Problem details
Among the entries below, count the lines where the string "source" occurs, and give only the number.

--- Start of Given data ---

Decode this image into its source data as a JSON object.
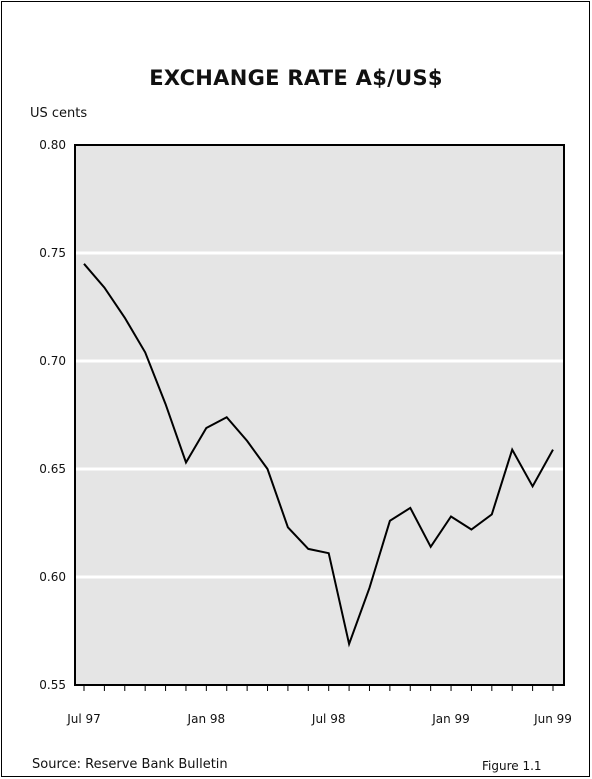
{
  "chart_data": {
    "type": "line",
    "title": "EXCHANGE RATE A$/US$",
    "ylabel": "US cents",
    "xlabel": "",
    "ylim": [
      0.55,
      0.8
    ],
    "yticks": [
      "0.80",
      "0.75",
      "0.70",
      "0.65",
      "0.60",
      "0.55"
    ],
    "xticks": [
      "Jul 97",
      "Jan 98",
      "Jul 98",
      "Jan 99",
      "Jun 99"
    ],
    "grid": true,
    "series": [
      {
        "x": [
          "Jul 97",
          "Aug 97",
          "Sep 97",
          "Oct 97",
          "Nov 97",
          "Dec 97",
          "Jan 98",
          "Feb 98",
          "Mar 98",
          "Apr 98",
          "May 98",
          "Jun 98",
          "Jul 98",
          "Aug 98",
          "Sep 98",
          "Oct 98",
          "Nov 98",
          "Dec 98",
          "Jan 99",
          "Feb 99",
          "Mar 99",
          "Apr 99",
          "May 99",
          "Jun 99"
        ],
        "values": [
          0.745,
          0.734,
          0.72,
          0.704,
          0.68,
          0.653,
          0.669,
          0.674,
          0.663,
          0.65,
          0.623,
          0.613,
          0.611,
          0.569,
          0.595,
          0.626,
          0.632,
          0.614,
          0.628,
          0.622,
          0.629,
          0.659,
          0.642,
          0.659
        ]
      }
    ]
  },
  "source": "Source: Reserve Bank Bulletin",
  "figure": "Figure 1.1"
}
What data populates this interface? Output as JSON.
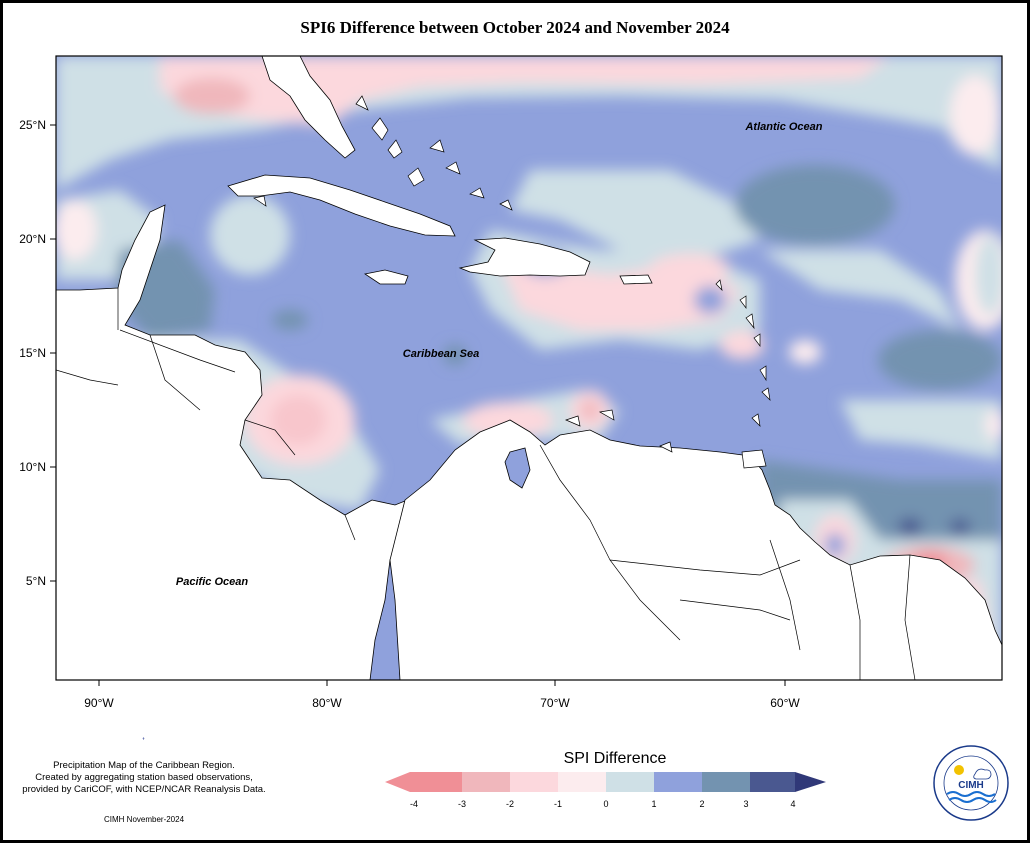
{
  "title": "SPI6 Difference between October 2024 and November 2024",
  "map": {
    "lat_ticks": [
      "25°N",
      "20°N",
      "15°N",
      "10°N",
      "5°N"
    ],
    "lon_ticks": [
      "90°W",
      "80°W",
      "70°W",
      "60°W"
    ],
    "labels": {
      "atlantic": "Atlantic Ocean",
      "caribbean": "Caribbean Sea",
      "pacific": "Pacific Ocean"
    }
  },
  "legend": {
    "title": "SPI Difference",
    "ticks": [
      "-4",
      "-3",
      "-2",
      "-1",
      "0",
      "1",
      "2",
      "3",
      "4"
    ],
    "colors": [
      "#f08f96",
      "#f0b7bc",
      "#fcd8dd",
      "#fcecee",
      "#cfe0e6",
      "#8fa1dc",
      "#7393b0",
      "#4a5890",
      "#303878"
    ]
  },
  "footnote": {
    "line1": "Precipitation Map of the Caribbean Region.",
    "line2": "Created by aggregating station based observations,",
    "line3": "provided by CariCOF, with NCEP/NCAR Reanalysis Data."
  },
  "credit": "CIMH November-2024",
  "logo": {
    "text": "CIMH"
  }
}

--- End of Given data ---

Solution to the exercise
2